(begin)
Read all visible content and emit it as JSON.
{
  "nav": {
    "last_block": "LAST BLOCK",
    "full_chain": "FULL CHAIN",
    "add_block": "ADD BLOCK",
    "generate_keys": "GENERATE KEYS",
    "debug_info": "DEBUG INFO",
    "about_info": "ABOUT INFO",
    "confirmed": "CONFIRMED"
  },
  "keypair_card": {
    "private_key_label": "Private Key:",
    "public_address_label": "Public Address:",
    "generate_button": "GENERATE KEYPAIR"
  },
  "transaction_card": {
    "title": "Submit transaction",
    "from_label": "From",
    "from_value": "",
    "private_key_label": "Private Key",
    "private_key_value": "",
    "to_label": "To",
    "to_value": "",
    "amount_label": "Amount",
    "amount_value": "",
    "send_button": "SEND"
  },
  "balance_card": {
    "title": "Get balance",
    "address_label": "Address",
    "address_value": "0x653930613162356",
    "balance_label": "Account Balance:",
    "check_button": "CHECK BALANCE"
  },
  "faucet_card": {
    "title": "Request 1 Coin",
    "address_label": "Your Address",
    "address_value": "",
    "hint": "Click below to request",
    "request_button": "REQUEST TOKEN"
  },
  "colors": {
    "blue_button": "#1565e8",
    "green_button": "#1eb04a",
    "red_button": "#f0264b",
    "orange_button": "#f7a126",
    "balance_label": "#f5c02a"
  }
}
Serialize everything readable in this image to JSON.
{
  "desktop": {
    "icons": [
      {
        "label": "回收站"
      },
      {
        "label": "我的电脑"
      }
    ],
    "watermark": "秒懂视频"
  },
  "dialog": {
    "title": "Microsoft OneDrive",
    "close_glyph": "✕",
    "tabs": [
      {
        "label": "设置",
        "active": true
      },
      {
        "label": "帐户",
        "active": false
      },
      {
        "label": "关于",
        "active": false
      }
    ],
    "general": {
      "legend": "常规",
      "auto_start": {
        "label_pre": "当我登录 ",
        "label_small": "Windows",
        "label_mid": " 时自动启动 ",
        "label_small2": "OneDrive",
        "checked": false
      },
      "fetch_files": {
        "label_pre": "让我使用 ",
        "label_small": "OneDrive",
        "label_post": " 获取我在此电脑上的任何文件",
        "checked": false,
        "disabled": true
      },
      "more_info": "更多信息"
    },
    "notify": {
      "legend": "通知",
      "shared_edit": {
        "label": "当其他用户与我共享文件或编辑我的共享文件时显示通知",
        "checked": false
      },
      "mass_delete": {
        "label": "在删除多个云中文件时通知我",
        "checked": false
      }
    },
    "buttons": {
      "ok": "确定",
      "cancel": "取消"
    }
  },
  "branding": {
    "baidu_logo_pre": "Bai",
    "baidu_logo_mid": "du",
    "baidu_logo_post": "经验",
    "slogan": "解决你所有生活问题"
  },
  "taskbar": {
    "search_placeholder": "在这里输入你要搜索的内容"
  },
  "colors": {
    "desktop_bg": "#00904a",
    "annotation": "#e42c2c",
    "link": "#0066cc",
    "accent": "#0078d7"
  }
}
(end)
(begin)
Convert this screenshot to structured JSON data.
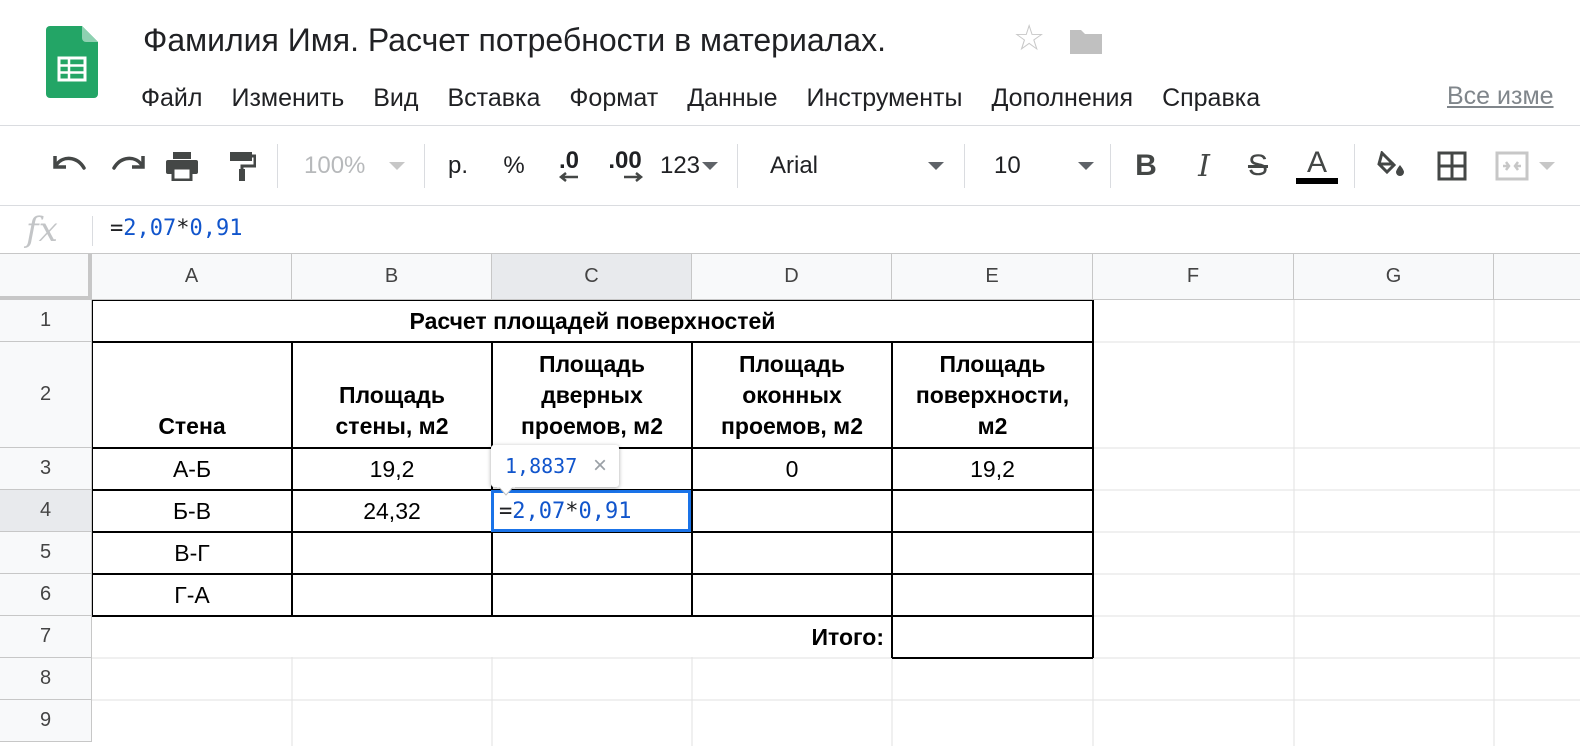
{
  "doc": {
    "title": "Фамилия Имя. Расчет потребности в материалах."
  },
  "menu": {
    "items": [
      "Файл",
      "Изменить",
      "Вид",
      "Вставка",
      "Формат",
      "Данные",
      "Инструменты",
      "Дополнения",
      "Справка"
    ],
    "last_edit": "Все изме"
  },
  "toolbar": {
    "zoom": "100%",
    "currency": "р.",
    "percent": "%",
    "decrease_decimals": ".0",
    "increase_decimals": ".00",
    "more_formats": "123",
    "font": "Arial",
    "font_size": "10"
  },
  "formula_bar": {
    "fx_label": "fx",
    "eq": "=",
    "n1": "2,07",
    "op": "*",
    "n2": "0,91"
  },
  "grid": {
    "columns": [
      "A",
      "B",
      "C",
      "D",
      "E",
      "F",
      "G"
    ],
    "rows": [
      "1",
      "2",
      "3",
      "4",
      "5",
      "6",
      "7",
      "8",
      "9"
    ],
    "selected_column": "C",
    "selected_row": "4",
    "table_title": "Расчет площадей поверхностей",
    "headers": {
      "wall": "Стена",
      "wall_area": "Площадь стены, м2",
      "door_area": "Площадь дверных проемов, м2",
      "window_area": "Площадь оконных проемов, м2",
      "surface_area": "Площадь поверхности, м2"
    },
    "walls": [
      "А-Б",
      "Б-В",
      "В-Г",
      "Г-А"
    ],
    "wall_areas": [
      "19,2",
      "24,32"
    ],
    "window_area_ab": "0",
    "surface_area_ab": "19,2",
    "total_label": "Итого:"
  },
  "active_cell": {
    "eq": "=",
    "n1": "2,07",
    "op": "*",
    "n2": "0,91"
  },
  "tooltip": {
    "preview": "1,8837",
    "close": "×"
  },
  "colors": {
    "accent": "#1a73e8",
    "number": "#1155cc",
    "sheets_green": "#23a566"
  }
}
(end)
> _EXERCISE GOAL_: Gather every line containing the word "проемов" and copy it.

> _ANSWER TO THE PROBLEM_:
      "door_area": "Площадь дверных проемов, м2",
      "window_area": "Площадь оконных проемов, м2",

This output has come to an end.